(Given exercise): Proceed with the commentary below on the G20 summit in Hamburg, writing on from its final sentence.

The G20 ended, as it began, with a whimper. Other than thousands of protesters burning and looting for three whole nights in Hamburg, showing how impotent German police have become, there wasn’t much headway made at the summit itself -- at least nothing of immediate impact.

I have previously noted how patterns are emerging in world affairs along distinct ideological lines. Some of these were solidified in this particular G20. And, in hindsight, perhaps that will be how this summit will be remembered, as the defining moment when specific patterns of international relations emerged.

To start with, the U.K. and China seem to be forming a partnership for the future, based on economic principles, and it’s in both British and Chinese interests to ensure this is not hampered by geopolitics.

Post-Brexit, as separation talks continue with the EU, Britain is desperately looking for new economic partners, and a free trade deal with the U.S. seems only a matter of time, given the obvious personal chemistry between President Donald Trump and Prime Minister Theresa May.

Meanwhile, President Xi Jinping revealed China’s decision to invest billions to show its continued confidence and optimism in a post-Brexit Britain. He also maintained that it’s imperative that a good deal needs to be there between the EU and the U.K. to help smooth global economic jitters.

Important questions facing British officials concerned alleged dumping of steel as well as concerns over Hong Kong’s future. However, British diplomats understood the hints being dropped, and didn’t press the point. In regard to Hong Kong, the British side accepts that it’s an issue essentially within Chinese sovereignty, and not much can be said or done, nor should be, given the need for Chinese investment in Britain.

The Chinese side also made clear that the core interests and major concerns of each country must be respected, and shouldn’t be interfered with. This is important as China is high on the list of British free trade deals post-Brexit, and cooperation in sectors like research, education, finance and energy is also steadily emerging.

While the massive investment planned in 2016 for start-ups haven’t panned out yet, perhaps due to Brexit uncertainties, it is still a project-in-process.

The second most important thing is the lament of Liberal internationalists both within and outside America regarding perceptions that the U.S. is no longer "leader of the international community."

During the Cold War, America was termed "leader of the free world," symbolizing the "Iron Curtain," an artificial border imposed by ideological differences between Soviet Eastern European and the rest of the European continent.

Those days are obviously long gone; hence, media now usually calls the U.S. leader of the international community. Unfortunately, since Trump’s election, a few dynamics have changed, and it is China and Germany that seem to be leading on an array of free trade and climate issues.

(Items):
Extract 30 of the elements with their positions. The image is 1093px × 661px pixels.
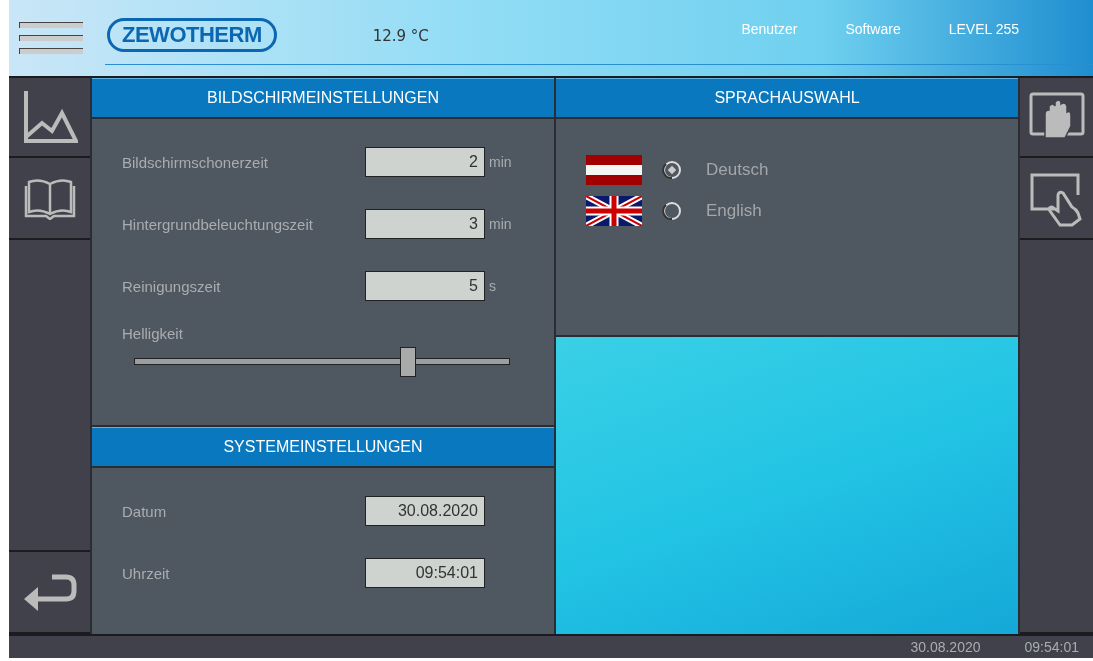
language-label: Deutsch bbox=[706, 159, 769, 180]
status-date: 30.08.2020 bbox=[910, 639, 981, 655]
input-field[interactable]: 09:54:01 bbox=[365, 558, 485, 588]
uk-flag-icon bbox=[586, 195, 642, 226]
temperature-reading: 12.9 °C bbox=[372, 27, 429, 45]
field-label: Hintergrundbeleuchtungszeit bbox=[122, 215, 314, 233]
field-label: Reinigungszeit bbox=[122, 277, 222, 295]
field-label: Datum bbox=[122, 502, 168, 520]
section-header: BILDSCHIRMEINSTELLUNGEN bbox=[92, 78, 554, 117]
input-field[interactable]: 2 bbox=[365, 147, 485, 177]
logo: ZEWOTHERM bbox=[107, 18, 277, 52]
input-field[interactable]: 5 bbox=[365, 271, 485, 301]
unit-label: min bbox=[489, 216, 512, 232]
section-header: SYSTEMEINSTELLUNGEN bbox=[92, 427, 554, 466]
unit-label: min bbox=[489, 154, 512, 170]
slider-thumb[interactable] bbox=[400, 347, 416, 377]
input-field[interactable]: 30.08.2020 bbox=[365, 496, 485, 526]
austrian-flag-icon bbox=[586, 154, 642, 185]
unit-label: s bbox=[489, 278, 496, 294]
status-time: 09:54:01 bbox=[1024, 639, 1079, 655]
chart-icon bbox=[21, 89, 78, 145]
section-header: SPRACHAUSWAHL bbox=[556, 78, 1018, 117]
field-label: Uhrzeit bbox=[122, 564, 171, 582]
book-icon bbox=[23, 178, 76, 220]
radio-button[interactable] bbox=[662, 200, 682, 221]
field-label: Bildschirmschonerzeit bbox=[122, 153, 269, 171]
input-field[interactable]: 3 bbox=[365, 209, 485, 239]
radio-button[interactable] bbox=[662, 159, 682, 180]
field-label: Helligkeit bbox=[122, 325, 184, 342]
language-label: English bbox=[706, 200, 762, 221]
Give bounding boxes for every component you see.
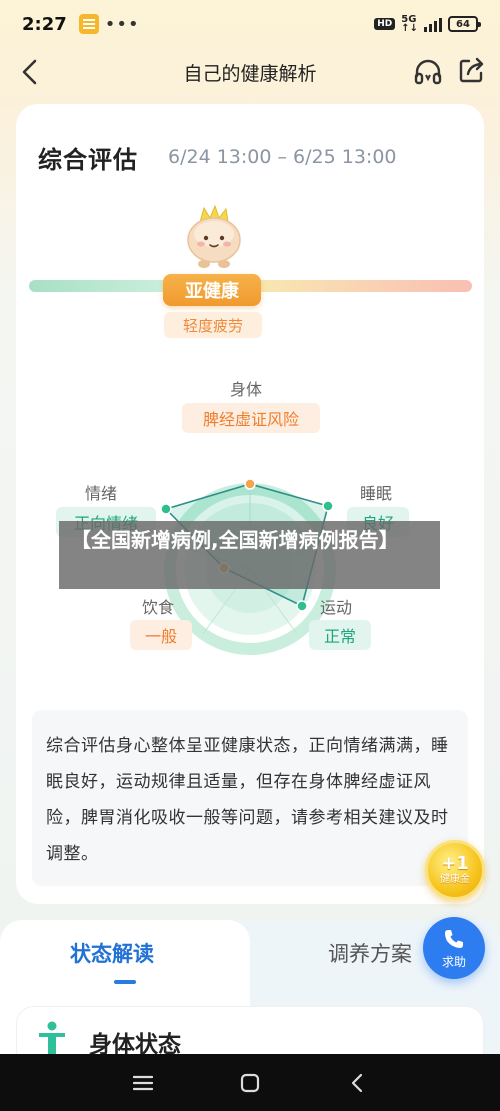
menu-button[interactable] bbox=[123, 1063, 163, 1103]
chevron-left-icon bbox=[22, 59, 37, 85]
assessment-card: 综合评估 6/24 13:00 – 6/25 13:00 亚健康 轻度疲劳 身体… bbox=[16, 104, 484, 904]
app-notification-icon bbox=[78, 14, 99, 34]
listen-button[interactable] bbox=[412, 56, 444, 88]
back-triangle-icon bbox=[351, 1073, 362, 1092]
bonus-label: 健康金 bbox=[440, 873, 470, 885]
person-icon bbox=[39, 1021, 65, 1056]
tab-care-plan[interactable]: 调养方案 bbox=[328, 938, 412, 968]
assessment-title: 综合评估 bbox=[38, 146, 138, 174]
radar-point-mood bbox=[160, 503, 172, 515]
help-button[interactable]: 求助 bbox=[423, 917, 485, 979]
help-label: 求助 bbox=[441, 954, 466, 969]
nav-bar: 自己的健康解析 bbox=[0, 48, 500, 96]
network-arrows-icon: ↑↓ bbox=[401, 23, 418, 34]
dimension-value-exercise: 正常 bbox=[309, 620, 371, 650]
dimension-label-mood: 情绪 bbox=[85, 484, 118, 503]
tab-status-reading[interactable]: 状态解读 bbox=[70, 938, 154, 968]
share-button[interactable] bbox=[456, 54, 488, 86]
assessment-date-range: 6/24 13:00 – 6/25 13:00 bbox=[168, 146, 397, 168]
fatigue-tag: 轻度疲劳 bbox=[164, 312, 262, 338]
back-button[interactable] bbox=[12, 54, 48, 90]
signal-icon bbox=[424, 16, 442, 32]
dimension-label-diet: 饮食 bbox=[142, 598, 175, 617]
status-time: 2:27 bbox=[22, 13, 67, 35]
system-back-button[interactable] bbox=[337, 1063, 377, 1103]
dimension-label-body: 身体 bbox=[230, 380, 263, 399]
home-button[interactable] bbox=[230, 1063, 270, 1103]
dimension-value-body: 脾经虚证风险 bbox=[182, 403, 320, 433]
status-indicators: HD 5G ↑↓ 64 bbox=[374, 15, 481, 34]
menu-icon bbox=[133, 1075, 154, 1090]
home-icon bbox=[240, 1073, 260, 1092]
page-title: 自己的健康解析 bbox=[183, 62, 317, 85]
hd-icon: HD bbox=[374, 18, 396, 30]
system-navigation-bar bbox=[0, 1054, 500, 1111]
bonus-amount: +1 bbox=[441, 852, 469, 874]
phone-icon bbox=[445, 929, 463, 948]
battery-icon: 64 bbox=[448, 16, 481, 32]
assessment-summary: 综合评估身心整体呈亚健康状态，正向情绪满满，睡眠良好，运动规律且适量，但存在身体… bbox=[32, 710, 468, 886]
radar-point-sleep bbox=[322, 500, 334, 512]
mascot-icon bbox=[187, 204, 241, 268]
share-icon bbox=[459, 57, 484, 83]
dimension-label-sleep: 睡眠 bbox=[360, 484, 393, 503]
more-notifications-icon: ••• bbox=[104, 13, 140, 35]
news-overlay-banner: 【全国新增病例,全国新增病例报告】 bbox=[59, 521, 440, 589]
active-tab-indicator bbox=[114, 980, 136, 984]
health-coin-bonus-button[interactable]: +1 健康金 bbox=[425, 840, 485, 900]
dimension-value-diet: 一般 bbox=[130, 620, 192, 650]
dimension-label-exercise: 运动 bbox=[320, 598, 353, 617]
network-type-icon: 5G ↑↓ bbox=[401, 15, 418, 34]
radar-point-body bbox=[244, 478, 256, 490]
radar-point-exercise bbox=[296, 600, 308, 612]
status-bar: 2:27 ••• HD 5G ↑↓ 64 bbox=[0, 0, 500, 48]
health-status-badge: 亚健康 bbox=[163, 274, 261, 306]
headphones-icon bbox=[414, 59, 442, 85]
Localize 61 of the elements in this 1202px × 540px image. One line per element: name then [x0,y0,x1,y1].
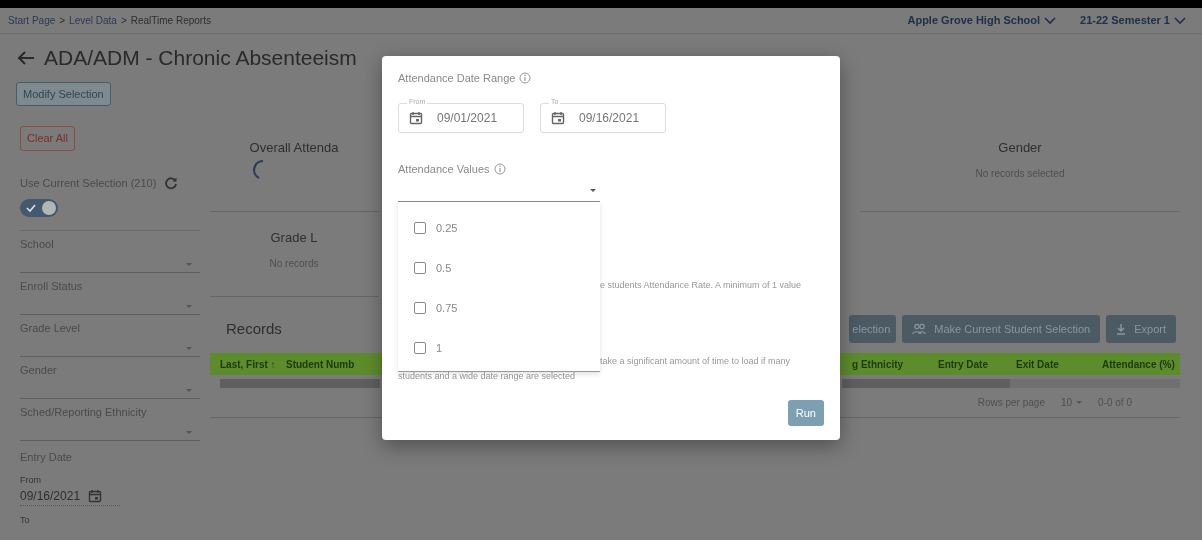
breadcrumb-link[interactable]: Start Page [8,13,56,28]
help-text: e students Attendance Rate. A minimum of 1 value [600,279,803,292]
calendar-icon[interactable] [409,110,423,125]
help-text: students and a wide date range are selected [398,370,577,383]
breadcrumb-text: > [120,14,127,28]
chevron-down-icon [1174,16,1186,25]
caret-down-icon [186,431,192,434]
column-header[interactable]: Entry Date [938,356,1016,372]
dropdown-menu-button[interactable]: 21-22 Semester 1 [1080,12,1186,29]
dropdown-option[interactable]: 0.75 [398,288,600,328]
column-header[interactable]: Exit Date [1016,356,1102,372]
dropdown-option[interactable]: 0.25 [398,208,600,248]
caret-down-icon [1076,401,1083,404]
caret-down-icon [186,305,192,308]
column-header[interactable]: Attendance (%) [1102,356,1180,372]
page-title: ADA/ADM - Chronic Absenteeism [44,45,357,71]
scrollbar-thumb[interactable] [220,379,380,388]
check-icon [26,203,36,213]
field-label: From [20,473,42,487]
refresh-icon[interactable] [164,175,179,190]
section-title: Records [225,319,282,337]
help-text: take a significant amount of time to load if many [600,354,792,368]
checkbox[interactable] [414,262,426,274]
chevron-down-icon [1044,16,1057,25]
dropdown-option[interactable]: 0.5 [398,248,600,288]
caret-down-icon [186,389,192,392]
toggle-switch[interactable] [20,199,58,217]
dropdown-menu-button[interactable]: Apple Grove High School [907,12,1057,29]
dropdown-option[interactable]: 1 [398,328,600,368]
section-label: Attendance Values [398,161,490,177]
section-label: Attendance Date Range [398,71,516,86]
toolbar-button[interactable]: Make Current Student Selection [902,314,1101,344]
column-header[interactable]: Last, First ↑ [210,356,286,372]
toolbar-button[interactable]: Export [1106,314,1176,344]
card-title: Gender [998,139,1042,157]
people-icon [912,323,927,335]
back-arrow-icon[interactable] [16,49,36,66]
breadcrumb-link[interactable]: Level Data [69,13,117,28]
run-button[interactable]: Run [787,399,824,426]
checkbox[interactable] [414,302,426,314]
scrollbar[interactable] [842,379,1180,388]
clear-all-button[interactable]: Clear All [20,126,75,151]
calendar-icon[interactable] [551,110,565,125]
breadcrumb-text: RealTime Reports [130,14,211,28]
caret-down-icon [186,263,192,266]
download-icon [1116,323,1127,335]
checkbox[interactable] [414,342,426,354]
info-icon[interactable] [519,72,532,85]
column-header[interactable]: g Ethnicity [848,356,938,372]
field-label: To [20,514,31,527]
toolbar-button[interactable]: election [849,314,897,344]
caret-down-icon [186,347,192,350]
checkbox[interactable] [414,222,426,234]
date-field[interactable]: 09/16/2021 [20,487,120,506]
info-icon[interactable] [493,162,506,175]
breadcrumb-text: > [59,14,66,28]
calendar-icon[interactable] [88,489,103,503]
modify-selection-button[interactable]: Modify Selection [16,81,111,106]
card-title: Overall Attenda [249,139,339,157]
card-title: Grade L [270,229,318,247]
caret-down-icon [590,189,596,192]
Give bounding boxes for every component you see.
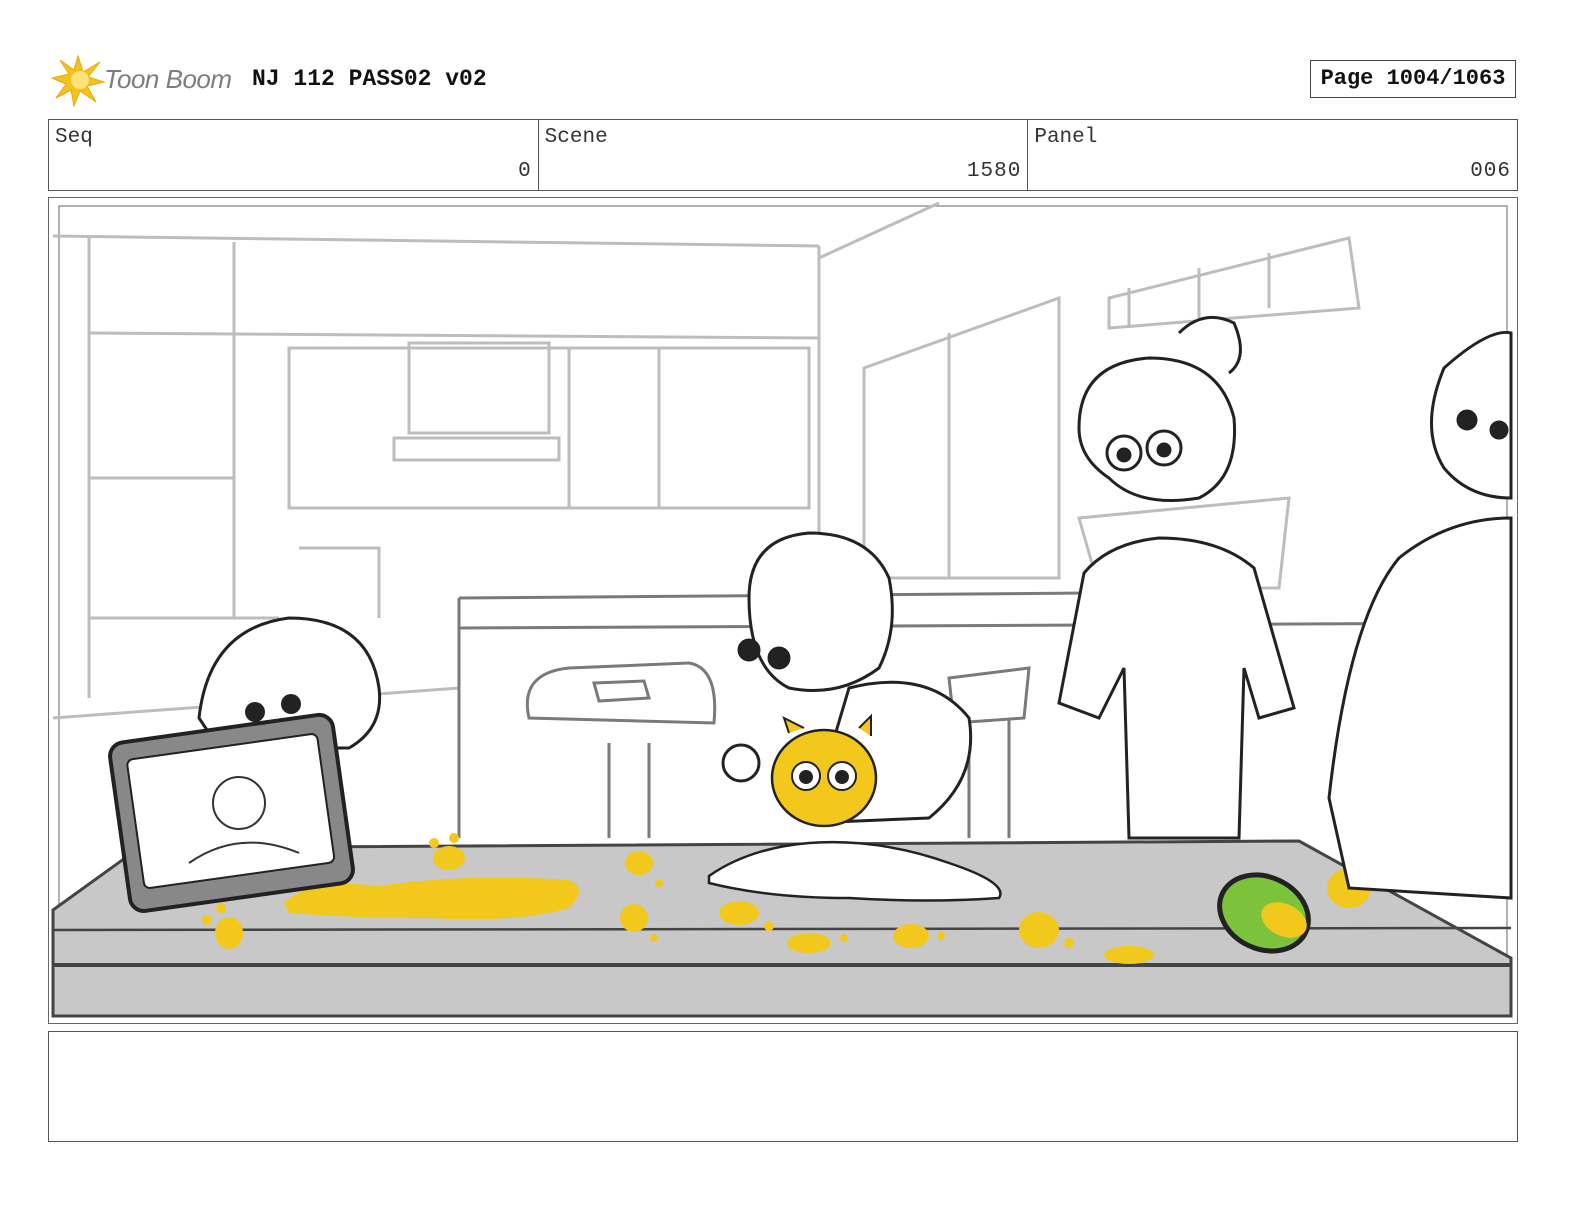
- toon-boom-logo: Toon Boom: [50, 52, 240, 108]
- logo-text: Toon Boom: [104, 64, 232, 94]
- panel-notes-area: [48, 1031, 1518, 1142]
- seq-value: 0: [518, 160, 532, 183]
- woman-character: [1057, 315, 1296, 840]
- child-with-tablet: [108, 616, 382, 913]
- seq-cell: Seq 0: [49, 120, 539, 190]
- kitchen-scene-drawing: [51, 201, 1513, 1018]
- panel-value: 006: [1470, 160, 1512, 183]
- page-indicator: Page 1004/1063: [1310, 60, 1516, 98]
- panel-cell: Panel 006: [1028, 120, 1517, 190]
- seq-label: Seq: [55, 126, 93, 149]
- starburst-icon: [50, 54, 106, 108]
- scene-cell: Scene 1580: [539, 120, 1029, 190]
- panel-label: Panel: [1034, 126, 1098, 149]
- storyboard-title: NJ 112 PASS02 v02: [252, 66, 487, 92]
- storyboard-panel-image: [48, 197, 1518, 1024]
- panel-info-bar: Seq 0 Scene 1580 Panel 006: [48, 119, 1518, 191]
- scene-value: 1580: [966, 160, 1022, 183]
- scene-label: Scene: [544, 126, 608, 149]
- man-character: [1327, 330, 1513, 900]
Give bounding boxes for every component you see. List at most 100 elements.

(Answer to this exercise):
That is not going down well with a certain section of ideologues, who insist on continued American hegemony.

That is understandable. Post-1991, a couple of generations have grown under a unipolar, stable form of international governance. It is a mystery why that was considered as marking the end of change in human history, but it was, nonetheless.

Such people have never understood what multi-polarity is all about and how it creates a need for compromise in international affairs, and are now riled that big powers have emerged to assume leadership in some areas.

Unfortunately, this will persist. However, if the international system’s history is a teacher, powers don’t always remain the same, poles change and hegemons rise and fall. It seems to resemble the end days of the British Empire, when this debate was also fought over within the British bureaucracy.

Post-1945, British diplomats were divided on whether they should accommodate the United States, given their diminished status in world affairs, or should continue acting as a global power. Ultimately after the 1956 Suez crisis, that question was resolved, when Britain finally accepted the imperial days were over, especially as it couldn’t afford for economic and military reasons to continue behaving as before, and, anyway, the British people wanted a significantly diminished role in world affairs.

A similar dilemma now faces American policymakers. The American people want a diminished role, as well as less foreign adventures. Added to that is the emergence of other powers with commensurate interests. It is in American interests to actually accommodate other powers and follow a "Concert of Europe" model. Ideologues should give way to Realists.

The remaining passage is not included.